WHAT THE TASK ASKS - Retype each entry below exactly as it stands.

SUPPLIED MATERIAL -
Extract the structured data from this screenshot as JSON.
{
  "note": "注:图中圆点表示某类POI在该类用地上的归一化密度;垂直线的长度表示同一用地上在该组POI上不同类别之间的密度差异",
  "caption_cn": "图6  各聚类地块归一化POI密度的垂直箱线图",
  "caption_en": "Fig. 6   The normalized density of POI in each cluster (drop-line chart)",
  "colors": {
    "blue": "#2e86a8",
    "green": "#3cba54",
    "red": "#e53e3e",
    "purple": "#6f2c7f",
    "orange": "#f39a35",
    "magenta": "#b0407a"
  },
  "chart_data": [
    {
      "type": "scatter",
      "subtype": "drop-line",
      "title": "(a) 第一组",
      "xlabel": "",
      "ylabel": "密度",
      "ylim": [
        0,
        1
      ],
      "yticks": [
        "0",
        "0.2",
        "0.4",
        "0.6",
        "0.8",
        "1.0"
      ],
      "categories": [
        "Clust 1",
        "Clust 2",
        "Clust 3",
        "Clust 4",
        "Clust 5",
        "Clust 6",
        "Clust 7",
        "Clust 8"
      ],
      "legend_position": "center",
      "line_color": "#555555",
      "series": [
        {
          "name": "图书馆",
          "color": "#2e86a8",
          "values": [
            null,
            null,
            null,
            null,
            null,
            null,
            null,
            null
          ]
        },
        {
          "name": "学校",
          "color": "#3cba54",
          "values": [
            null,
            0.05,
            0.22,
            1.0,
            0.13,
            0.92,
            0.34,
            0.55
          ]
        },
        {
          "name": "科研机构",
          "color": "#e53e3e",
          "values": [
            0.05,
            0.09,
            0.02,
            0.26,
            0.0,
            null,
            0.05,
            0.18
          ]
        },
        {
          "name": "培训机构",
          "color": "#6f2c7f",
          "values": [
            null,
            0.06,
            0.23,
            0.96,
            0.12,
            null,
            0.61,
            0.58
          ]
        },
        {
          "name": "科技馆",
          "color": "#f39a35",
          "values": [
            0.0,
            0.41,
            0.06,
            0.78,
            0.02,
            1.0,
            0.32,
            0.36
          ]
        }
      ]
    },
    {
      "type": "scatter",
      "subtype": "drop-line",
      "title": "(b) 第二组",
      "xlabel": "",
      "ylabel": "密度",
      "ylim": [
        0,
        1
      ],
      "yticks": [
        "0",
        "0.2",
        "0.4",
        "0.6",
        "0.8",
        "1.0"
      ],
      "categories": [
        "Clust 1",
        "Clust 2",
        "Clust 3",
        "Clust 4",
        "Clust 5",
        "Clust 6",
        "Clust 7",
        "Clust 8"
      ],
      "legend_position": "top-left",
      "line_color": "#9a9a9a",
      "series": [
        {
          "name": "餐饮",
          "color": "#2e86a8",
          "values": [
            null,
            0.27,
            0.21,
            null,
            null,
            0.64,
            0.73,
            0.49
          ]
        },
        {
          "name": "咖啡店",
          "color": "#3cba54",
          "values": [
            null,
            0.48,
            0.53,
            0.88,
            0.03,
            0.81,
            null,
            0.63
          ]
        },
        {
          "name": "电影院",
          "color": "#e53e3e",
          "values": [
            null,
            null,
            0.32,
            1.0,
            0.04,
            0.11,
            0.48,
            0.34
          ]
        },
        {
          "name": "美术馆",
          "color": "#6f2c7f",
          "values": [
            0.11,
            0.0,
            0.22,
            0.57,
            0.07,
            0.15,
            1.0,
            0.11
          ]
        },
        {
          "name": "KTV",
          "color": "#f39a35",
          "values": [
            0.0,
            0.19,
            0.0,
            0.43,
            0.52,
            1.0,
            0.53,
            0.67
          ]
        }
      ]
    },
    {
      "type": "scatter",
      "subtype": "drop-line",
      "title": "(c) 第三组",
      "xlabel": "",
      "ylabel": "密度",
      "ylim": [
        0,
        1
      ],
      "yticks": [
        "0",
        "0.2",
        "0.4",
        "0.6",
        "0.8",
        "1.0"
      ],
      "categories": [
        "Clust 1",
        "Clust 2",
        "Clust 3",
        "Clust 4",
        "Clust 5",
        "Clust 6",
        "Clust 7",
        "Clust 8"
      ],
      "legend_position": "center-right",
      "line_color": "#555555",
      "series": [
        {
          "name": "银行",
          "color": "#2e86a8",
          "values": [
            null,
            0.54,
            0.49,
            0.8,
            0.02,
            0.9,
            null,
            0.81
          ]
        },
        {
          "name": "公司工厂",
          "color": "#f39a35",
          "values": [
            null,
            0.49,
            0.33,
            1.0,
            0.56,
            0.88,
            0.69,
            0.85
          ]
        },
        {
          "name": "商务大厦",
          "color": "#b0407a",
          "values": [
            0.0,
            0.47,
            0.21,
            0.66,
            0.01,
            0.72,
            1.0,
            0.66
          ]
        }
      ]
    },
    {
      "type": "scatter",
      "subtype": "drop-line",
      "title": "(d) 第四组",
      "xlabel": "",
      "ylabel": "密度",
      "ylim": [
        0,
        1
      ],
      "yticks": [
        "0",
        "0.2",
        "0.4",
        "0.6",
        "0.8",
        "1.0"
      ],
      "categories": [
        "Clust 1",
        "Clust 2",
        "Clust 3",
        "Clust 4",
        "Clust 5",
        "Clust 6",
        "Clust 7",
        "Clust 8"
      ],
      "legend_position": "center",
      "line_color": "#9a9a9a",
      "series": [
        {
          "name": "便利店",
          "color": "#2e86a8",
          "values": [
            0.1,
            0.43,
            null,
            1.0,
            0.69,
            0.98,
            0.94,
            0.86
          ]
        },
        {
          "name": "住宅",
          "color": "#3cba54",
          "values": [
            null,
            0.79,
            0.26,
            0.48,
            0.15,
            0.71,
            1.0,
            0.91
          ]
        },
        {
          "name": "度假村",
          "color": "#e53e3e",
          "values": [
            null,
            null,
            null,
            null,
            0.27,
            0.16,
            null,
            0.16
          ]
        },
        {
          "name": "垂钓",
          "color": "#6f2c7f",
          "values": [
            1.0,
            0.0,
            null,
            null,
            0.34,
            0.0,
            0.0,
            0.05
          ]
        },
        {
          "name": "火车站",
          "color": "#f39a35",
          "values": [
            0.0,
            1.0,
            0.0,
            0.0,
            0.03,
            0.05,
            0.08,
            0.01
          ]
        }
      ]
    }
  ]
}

SOLVED EXERCISE -
Extract the structured data from this screenshot as JSON.
{
  "note": "注:图中圆点表示某类POI在该类用地上的归一化密度;垂直线的长度表示同一用地上在该组POI上不同类别之间的密度差异",
  "caption_cn": "图6  各聚类地块归一化POI密度的垂直箱线图",
  "caption_en": "Fig. 6   The normalized density of POI in each cluster (drop-line chart)",
  "colors": {
    "blue": "#2e86a8",
    "green": "#3cba54",
    "red": "#e53e3e",
    "purple": "#6f2c7f",
    "orange": "#f39a35",
    "magenta": "#b0407a"
  },
  "chart_data": [
    {
      "type": "scatter",
      "subtype": "drop-line",
      "title": "(a) 第一组",
      "xlabel": "",
      "ylabel": "密度",
      "ylim": [
        0,
        1
      ],
      "yticks": [
        "0",
        "0.2",
        "0.4",
        "0.6",
        "0.8",
        "1.0"
      ],
      "categories": [
        "Clust 1",
        "Clust 2",
        "Clust 3",
        "Clust 4",
        "Clust 5",
        "Clust 6",
        "Clust 7",
        "Clust 8"
      ],
      "legend_position": "center",
      "line_color": "#555555",
      "series": [
        {
          "name": "图书馆",
          "color": "#2e86a8",
          "values": [
            null,
            null,
            null,
            null,
            null,
            null,
            null,
            null
          ]
        },
        {
          "name": "学校",
          "color": "#3cba54",
          "values": [
            null,
            0.05,
            0.22,
            1.0,
            0.13,
            0.92,
            0.34,
            0.55
          ]
        },
        {
          "name": "科研机构",
          "color": "#e53e3e",
          "values": [
            0.05,
            0.09,
            0.02,
            0.26,
            0.0,
            null,
            0.05,
            0.18
          ]
        },
        {
          "name": "培训机构",
          "color": "#6f2c7f",
          "values": [
            null,
            0.06,
            0.23,
            0.96,
            0.12,
            null,
            0.61,
            0.58
          ]
        },
        {
          "name": "科技馆",
          "color": "#f39a35",
          "values": [
            0.0,
            0.41,
            0.06,
            0.78,
            0.02,
            1.0,
            0.32,
            0.36
          ]
        }
      ]
    },
    {
      "type": "scatter",
      "subtype": "drop-line",
      "title": "(b) 第二组",
      "xlabel": "",
      "ylabel": "密度",
      "ylim": [
        0,
        1
      ],
      "yticks": [
        "0",
        "0.2",
        "0.4",
        "0.6",
        "0.8",
        "1.0"
      ],
      "categories": [
        "Clust 1",
        "Clust 2",
        "Clust 3",
        "Clust 4",
        "Clust 5",
        "Clust 6",
        "Clust 7",
        "Clust 8"
      ],
      "legend_position": "top-left",
      "line_color": "#9a9a9a",
      "series": [
        {
          "name": "餐饮",
          "color": "#2e86a8",
          "values": [
            null,
            0.27,
            0.21,
            null,
            null,
            0.64,
            0.73,
            0.49
          ]
        },
        {
          "name": "咖啡店",
          "color": "#3cba54",
          "values": [
            null,
            0.48,
            0.53,
            0.88,
            0.03,
            0.81,
            null,
            0.63
          ]
        },
        {
          "name": "电影院",
          "color": "#e53e3e",
          "values": [
            null,
            null,
            0.32,
            1.0,
            0.04,
            0.11,
            0.48,
            0.34
          ]
        },
        {
          "name": "美术馆",
          "color": "#6f2c7f",
          "values": [
            0.11,
            0.0,
            0.22,
            0.57,
            0.07,
            0.15,
            1.0,
            0.11
          ]
        },
        {
          "name": "KTV",
          "color": "#f39a35",
          "values": [
            0.0,
            0.19,
            0.0,
            0.43,
            0.52,
            1.0,
            0.53,
            0.67
          ]
        }
      ]
    },
    {
      "type": "scatter",
      "subtype": "drop-line",
      "title": "(c) 第三组",
      "xlabel": "",
      "ylabel": "密度",
      "ylim": [
        0,
        1
      ],
      "yticks": [
        "0",
        "0.2",
        "0.4",
        "0.6",
        "0.8",
        "1.0"
      ],
      "categories": [
        "Clust 1",
        "Clust 2",
        "Clust 3",
        "Clust 4",
        "Clust 5",
        "Clust 6",
        "Clust 7",
        "Clust 8"
      ],
      "legend_position": "center-right",
      "line_color": "#555555",
      "series": [
        {
          "name": "银行",
          "color": "#2e86a8",
          "values": [
            null,
            0.54,
            0.49,
            0.8,
            0.02,
            0.9,
            null,
            0.81
          ]
        },
        {
          "name": "公司工厂",
          "color": "#f39a35",
          "values": [
            null,
            0.49,
            0.33,
            1.0,
            0.56,
            0.88,
            0.69,
            0.85
          ]
        },
        {
          "name": "商务大厦",
          "color": "#b0407a",
          "values": [
            0.0,
            0.47,
            0.21,
            0.66,
            0.01,
            0.72,
            1.0,
            0.66
          ]
        }
      ]
    },
    {
      "type": "scatter",
      "subtype": "drop-line",
      "title": "(d) 第四组",
      "xlabel": "",
      "ylabel": "密度",
      "ylim": [
        0,
        1
      ],
      "yticks": [
        "0",
        "0.2",
        "0.4",
        "0.6",
        "0.8",
        "1.0"
      ],
      "categories": [
        "Clust 1",
        "Clust 2",
        "Clust 3",
        "Clust 4",
        "Clust 5",
        "Clust 6",
        "Clust 7",
        "Clust 8"
      ],
      "legend_position": "center",
      "line_color": "#9a9a9a",
      "series": [
        {
          "name": "便利店",
          "color": "#2e86a8",
          "values": [
            0.1,
            0.43,
            null,
            1.0,
            0.69,
            0.98,
            0.94,
            0.86
          ]
        },
        {
          "name": "住宅",
          "color": "#3cba54",
          "values": [
            null,
            0.79,
            0.26,
            0.48,
            0.15,
            0.71,
            1.0,
            0.91
          ]
        },
        {
          "name": "度假村",
          "color": "#e53e3e",
          "values": [
            null,
            null,
            null,
            null,
            0.27,
            0.16,
            null,
            0.16
          ]
        },
        {
          "name": "垂钓",
          "color": "#6f2c7f",
          "values": [
            1.0,
            0.0,
            null,
            null,
            0.34,
            0.0,
            0.0,
            0.05
          ]
        },
        {
          "name": "火车站",
          "color": "#f39a35",
          "values": [
            0.0,
            1.0,
            0.0,
            0.0,
            0.03,
            0.05,
            0.08,
            0.01
          ]
        }
      ]
    }
  ]
}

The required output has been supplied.